Excerpts from a layout annotation set:
---+---
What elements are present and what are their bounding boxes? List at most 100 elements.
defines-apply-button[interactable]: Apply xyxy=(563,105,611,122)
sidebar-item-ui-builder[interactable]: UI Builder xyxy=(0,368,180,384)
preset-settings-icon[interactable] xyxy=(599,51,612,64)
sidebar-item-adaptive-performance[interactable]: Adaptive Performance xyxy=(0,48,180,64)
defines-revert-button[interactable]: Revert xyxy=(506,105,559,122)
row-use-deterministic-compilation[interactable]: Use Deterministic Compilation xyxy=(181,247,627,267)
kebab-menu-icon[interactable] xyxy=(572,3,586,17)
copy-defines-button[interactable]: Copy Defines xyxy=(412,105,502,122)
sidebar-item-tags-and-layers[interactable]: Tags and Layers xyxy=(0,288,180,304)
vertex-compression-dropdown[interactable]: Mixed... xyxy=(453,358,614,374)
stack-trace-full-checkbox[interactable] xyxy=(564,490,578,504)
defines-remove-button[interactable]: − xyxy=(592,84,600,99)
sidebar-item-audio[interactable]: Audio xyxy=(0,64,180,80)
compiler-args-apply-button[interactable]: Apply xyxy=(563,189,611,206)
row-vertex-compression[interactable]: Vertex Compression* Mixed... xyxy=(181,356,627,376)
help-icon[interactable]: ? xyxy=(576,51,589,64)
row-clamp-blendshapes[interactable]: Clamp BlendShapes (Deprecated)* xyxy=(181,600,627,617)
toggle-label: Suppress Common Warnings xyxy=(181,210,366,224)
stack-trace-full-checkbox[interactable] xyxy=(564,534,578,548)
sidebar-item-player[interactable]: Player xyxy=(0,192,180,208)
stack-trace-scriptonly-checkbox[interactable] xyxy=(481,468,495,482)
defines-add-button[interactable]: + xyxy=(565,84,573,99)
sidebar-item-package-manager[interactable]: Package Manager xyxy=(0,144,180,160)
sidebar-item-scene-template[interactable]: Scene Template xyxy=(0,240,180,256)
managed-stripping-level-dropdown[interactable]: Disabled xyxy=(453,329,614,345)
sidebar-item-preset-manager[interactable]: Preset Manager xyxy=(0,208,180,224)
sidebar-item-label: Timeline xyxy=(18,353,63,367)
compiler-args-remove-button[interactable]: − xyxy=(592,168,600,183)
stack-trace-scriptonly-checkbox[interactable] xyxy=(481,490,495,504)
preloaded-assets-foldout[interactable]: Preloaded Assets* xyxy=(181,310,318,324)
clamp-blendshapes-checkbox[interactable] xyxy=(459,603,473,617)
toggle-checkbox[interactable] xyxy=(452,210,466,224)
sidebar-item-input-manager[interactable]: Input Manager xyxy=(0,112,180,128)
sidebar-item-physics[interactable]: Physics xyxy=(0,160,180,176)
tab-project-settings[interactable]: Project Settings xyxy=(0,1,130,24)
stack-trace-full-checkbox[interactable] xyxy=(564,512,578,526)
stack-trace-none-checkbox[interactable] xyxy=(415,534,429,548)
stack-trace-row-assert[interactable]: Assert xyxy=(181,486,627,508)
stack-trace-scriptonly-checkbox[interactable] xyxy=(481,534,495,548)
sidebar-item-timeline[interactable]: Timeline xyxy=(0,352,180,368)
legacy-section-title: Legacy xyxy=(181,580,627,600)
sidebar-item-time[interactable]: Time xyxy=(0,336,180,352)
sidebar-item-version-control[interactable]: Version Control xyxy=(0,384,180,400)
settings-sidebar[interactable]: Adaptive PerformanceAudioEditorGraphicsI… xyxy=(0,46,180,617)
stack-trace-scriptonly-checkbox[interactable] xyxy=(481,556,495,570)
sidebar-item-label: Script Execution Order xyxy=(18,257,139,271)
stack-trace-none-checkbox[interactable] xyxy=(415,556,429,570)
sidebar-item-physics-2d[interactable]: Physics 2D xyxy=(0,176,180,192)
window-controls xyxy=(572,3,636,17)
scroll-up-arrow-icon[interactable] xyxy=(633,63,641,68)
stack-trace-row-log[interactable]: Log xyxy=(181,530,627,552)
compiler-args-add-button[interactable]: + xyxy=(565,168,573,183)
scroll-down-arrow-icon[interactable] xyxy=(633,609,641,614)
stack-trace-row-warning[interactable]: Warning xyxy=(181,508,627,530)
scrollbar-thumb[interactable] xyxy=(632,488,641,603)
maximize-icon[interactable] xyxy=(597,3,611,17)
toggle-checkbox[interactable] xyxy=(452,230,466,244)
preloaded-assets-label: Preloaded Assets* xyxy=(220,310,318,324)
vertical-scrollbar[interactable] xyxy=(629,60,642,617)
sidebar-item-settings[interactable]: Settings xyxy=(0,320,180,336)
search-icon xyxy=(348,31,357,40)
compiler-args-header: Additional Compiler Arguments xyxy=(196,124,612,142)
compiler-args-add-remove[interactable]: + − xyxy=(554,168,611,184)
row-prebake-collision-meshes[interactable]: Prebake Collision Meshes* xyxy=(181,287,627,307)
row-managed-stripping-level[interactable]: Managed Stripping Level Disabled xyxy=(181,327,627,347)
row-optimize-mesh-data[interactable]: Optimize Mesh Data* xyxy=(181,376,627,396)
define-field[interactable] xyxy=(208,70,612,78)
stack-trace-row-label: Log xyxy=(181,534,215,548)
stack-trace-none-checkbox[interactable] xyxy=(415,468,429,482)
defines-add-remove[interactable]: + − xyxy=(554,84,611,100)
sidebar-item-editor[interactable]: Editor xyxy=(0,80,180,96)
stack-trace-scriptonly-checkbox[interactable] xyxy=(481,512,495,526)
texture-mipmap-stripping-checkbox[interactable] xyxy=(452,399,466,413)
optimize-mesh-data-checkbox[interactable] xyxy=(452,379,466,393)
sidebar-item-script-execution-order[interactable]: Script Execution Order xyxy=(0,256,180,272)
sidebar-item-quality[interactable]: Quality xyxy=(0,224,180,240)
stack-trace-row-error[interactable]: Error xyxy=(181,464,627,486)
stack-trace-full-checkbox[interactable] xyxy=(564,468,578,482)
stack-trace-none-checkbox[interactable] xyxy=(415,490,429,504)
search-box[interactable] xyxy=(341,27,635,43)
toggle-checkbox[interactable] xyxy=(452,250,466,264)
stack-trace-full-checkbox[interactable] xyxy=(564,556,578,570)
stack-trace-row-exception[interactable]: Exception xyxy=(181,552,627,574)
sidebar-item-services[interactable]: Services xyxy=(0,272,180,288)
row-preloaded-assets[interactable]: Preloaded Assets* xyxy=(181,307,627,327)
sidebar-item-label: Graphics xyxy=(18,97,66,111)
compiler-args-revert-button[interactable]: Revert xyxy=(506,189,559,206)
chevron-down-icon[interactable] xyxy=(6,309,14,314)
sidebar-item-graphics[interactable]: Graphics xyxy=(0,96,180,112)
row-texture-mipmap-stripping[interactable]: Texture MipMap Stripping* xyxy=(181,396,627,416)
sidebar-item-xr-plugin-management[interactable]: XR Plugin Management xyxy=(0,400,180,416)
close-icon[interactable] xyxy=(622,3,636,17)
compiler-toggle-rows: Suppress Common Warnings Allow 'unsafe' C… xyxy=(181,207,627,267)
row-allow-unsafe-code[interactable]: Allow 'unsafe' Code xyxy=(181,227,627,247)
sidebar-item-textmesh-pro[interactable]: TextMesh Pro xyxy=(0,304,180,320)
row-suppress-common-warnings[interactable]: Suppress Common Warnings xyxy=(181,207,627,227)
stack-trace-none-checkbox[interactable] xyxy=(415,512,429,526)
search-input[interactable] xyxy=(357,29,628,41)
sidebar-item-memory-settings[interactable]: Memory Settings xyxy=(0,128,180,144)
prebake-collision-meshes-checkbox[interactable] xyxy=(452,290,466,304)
---+---
Written instruction:
Copy out every line of the records above verbatim.

Written response:
What elements are present and what are their bounding boxes? List at most 100 elements.
defines-apply-button[interactable]: Apply xyxy=(563,105,611,122)
sidebar-item-ui-builder[interactable]: UI Builder xyxy=(0,368,180,384)
preset-settings-icon[interactable] xyxy=(599,51,612,64)
sidebar-item-adaptive-performance[interactable]: Adaptive Performance xyxy=(0,48,180,64)
defines-revert-button[interactable]: Revert xyxy=(506,105,559,122)
row-use-deterministic-compilation[interactable]: Use Deterministic Compilation xyxy=(181,247,627,267)
kebab-menu-icon[interactable] xyxy=(572,3,586,17)
copy-defines-button[interactable]: Copy Defines xyxy=(412,105,502,122)
sidebar-item-tags-and-layers[interactable]: Tags and Layers xyxy=(0,288,180,304)
vertex-compression-dropdown[interactable]: Mixed... xyxy=(453,358,614,374)
stack-trace-full-checkbox[interactable] xyxy=(564,490,578,504)
defines-remove-button[interactable]: − xyxy=(592,84,600,99)
sidebar-item-audio[interactable]: Audio xyxy=(0,64,180,80)
compiler-args-apply-button[interactable]: Apply xyxy=(563,189,611,206)
row-vertex-compression[interactable]: Vertex Compression* Mixed... xyxy=(181,356,627,376)
help-icon[interactable]: ? xyxy=(576,51,589,64)
row-clamp-blendshapes[interactable]: Clamp BlendShapes (Deprecated)* xyxy=(181,600,627,617)
toggle-label: Suppress Common Warnings xyxy=(181,210,366,224)
stack-trace-full-checkbox[interactable] xyxy=(564,534,578,548)
sidebar-item-player[interactable]: Player xyxy=(0,192,180,208)
stack-trace-scriptonly-checkbox[interactable] xyxy=(481,468,495,482)
defines-add-button[interactable]: + xyxy=(565,84,573,99)
sidebar-item-package-manager[interactable]: Package Manager xyxy=(0,144,180,160)
sidebar-item-scene-template[interactable]: Scene Template xyxy=(0,240,180,256)
managed-stripping-level-dropdown[interactable]: Disabled xyxy=(453,329,614,345)
sidebar-item-preset-manager[interactable]: Preset Manager xyxy=(0,208,180,224)
sidebar-item-label: Timeline xyxy=(18,353,63,367)
compiler-args-remove-button[interactable]: − xyxy=(592,168,600,183)
stack-trace-scriptonly-checkbox[interactable] xyxy=(481,490,495,504)
preloaded-assets-foldout[interactable]: Preloaded Assets* xyxy=(181,310,318,324)
clamp-blendshapes-checkbox[interactable] xyxy=(459,603,473,617)
toggle-checkbox[interactable] xyxy=(452,210,466,224)
sidebar-item-input-manager[interactable]: Input Manager xyxy=(0,112,180,128)
sidebar-item-physics[interactable]: Physics xyxy=(0,160,180,176)
tab-project-settings[interactable]: Project Settings xyxy=(0,1,130,24)
stack-trace-full-checkbox[interactable] xyxy=(564,512,578,526)
stack-trace-none-checkbox[interactable] xyxy=(415,534,429,548)
stack-trace-row-assert[interactable]: Assert xyxy=(181,486,627,508)
stack-trace-scriptonly-checkbox[interactable] xyxy=(481,534,495,548)
sidebar-item-timeline[interactable]: Timeline xyxy=(0,352,180,368)
legacy-section-title: Legacy xyxy=(181,580,627,600)
sidebar-item-time[interactable]: Time xyxy=(0,336,180,352)
sidebar-item-version-control[interactable]: Version Control xyxy=(0,384,180,400)
settings-sidebar[interactable]: Adaptive PerformanceAudioEditorGraphicsI… xyxy=(0,46,180,617)
stack-trace-scriptonly-checkbox[interactable] xyxy=(481,556,495,570)
sidebar-item-label: Script Execution Order xyxy=(18,257,139,271)
stack-trace-none-checkbox[interactable] xyxy=(415,556,429,570)
sidebar-item-physics-2d[interactable]: Physics 2D xyxy=(0,176,180,192)
window-controls xyxy=(572,3,636,17)
scroll-up-arrow-icon[interactable] xyxy=(633,63,641,68)
stack-trace-row-log[interactable]: Log xyxy=(181,530,627,552)
compiler-args-add-button[interactable]: + xyxy=(565,168,573,183)
scroll-down-arrow-icon[interactable] xyxy=(633,609,641,614)
stack-trace-row-warning[interactable]: Warning xyxy=(181,508,627,530)
scrollbar-thumb[interactable] xyxy=(632,488,641,603)
maximize-icon[interactable] xyxy=(597,3,611,17)
toggle-checkbox[interactable] xyxy=(452,230,466,244)
preloaded-assets-label: Preloaded Assets* xyxy=(220,310,318,324)
vertical-scrollbar[interactable] xyxy=(629,60,642,617)
sidebar-item-settings[interactable]: Settings xyxy=(0,320,180,336)
search-icon xyxy=(348,31,357,40)
compiler-args-header: Additional Compiler Arguments xyxy=(196,124,612,142)
compiler-args-add-remove[interactable]: + − xyxy=(554,168,611,184)
row-prebake-collision-meshes[interactable]: Prebake Collision Meshes* xyxy=(181,287,627,307)
row-managed-stripping-level[interactable]: Managed Stripping Level Disabled xyxy=(181,327,627,347)
row-optimize-mesh-data[interactable]: Optimize Mesh Data* xyxy=(181,376,627,396)
define-field[interactable] xyxy=(208,70,612,78)
stack-trace-row-label: Log xyxy=(181,534,215,548)
stack-trace-none-checkbox[interactable] xyxy=(415,468,429,482)
defines-add-remove[interactable]: + − xyxy=(554,84,611,100)
sidebar-item-editor[interactable]: Editor xyxy=(0,80,180,96)
stack-trace-scriptonly-checkbox[interactable] xyxy=(481,512,495,526)
texture-mipmap-stripping-checkbox[interactable] xyxy=(452,399,466,413)
optimize-mesh-data-checkbox[interactable] xyxy=(452,379,466,393)
sidebar-item-script-execution-order[interactable]: Script Execution Order xyxy=(0,256,180,272)
sidebar-item-quality[interactable]: Quality xyxy=(0,224,180,240)
stack-trace-row-error[interactable]: Error xyxy=(181,464,627,486)
stack-trace-full-checkbox[interactable] xyxy=(564,468,578,482)
stack-trace-none-checkbox[interactable] xyxy=(415,490,429,504)
search-box[interactable] xyxy=(341,27,635,43)
toggle-checkbox[interactable] xyxy=(452,250,466,264)
stack-trace-full-checkbox[interactable] xyxy=(564,556,578,570)
stack-trace-row-exception[interactable]: Exception xyxy=(181,552,627,574)
sidebar-item-services[interactable]: Services xyxy=(0,272,180,288)
row-preloaded-assets[interactable]: Preloaded Assets* xyxy=(181,307,627,327)
sidebar-item-label: Graphics xyxy=(18,97,66,111)
compiler-args-revert-button[interactable]: Revert xyxy=(506,189,559,206)
chevron-down-icon[interactable] xyxy=(6,309,14,314)
sidebar-item-graphics[interactable]: Graphics xyxy=(0,96,180,112)
row-texture-mipmap-stripping[interactable]: Texture MipMap Stripping* xyxy=(181,396,627,416)
sidebar-item-xr-plugin-management[interactable]: XR Plugin Management xyxy=(0,400,180,416)
close-icon[interactable] xyxy=(622,3,636,17)
compiler-toggle-rows: Suppress Common Warnings Allow 'unsafe' C… xyxy=(181,207,627,267)
row-allow-unsafe-code[interactable]: Allow 'unsafe' Code xyxy=(181,227,627,247)
sidebar-item-textmesh-pro[interactable]: TextMesh Pro xyxy=(0,304,180,320)
row-suppress-common-warnings[interactable]: Suppress Common Warnings xyxy=(181,207,627,227)
stack-trace-none-checkbox[interactable] xyxy=(415,512,429,526)
search-input[interactable] xyxy=(357,29,628,41)
sidebar-item-memory-settings[interactable]: Memory Settings xyxy=(0,128,180,144)
prebake-collision-meshes-checkbox[interactable] xyxy=(452,290,466,304)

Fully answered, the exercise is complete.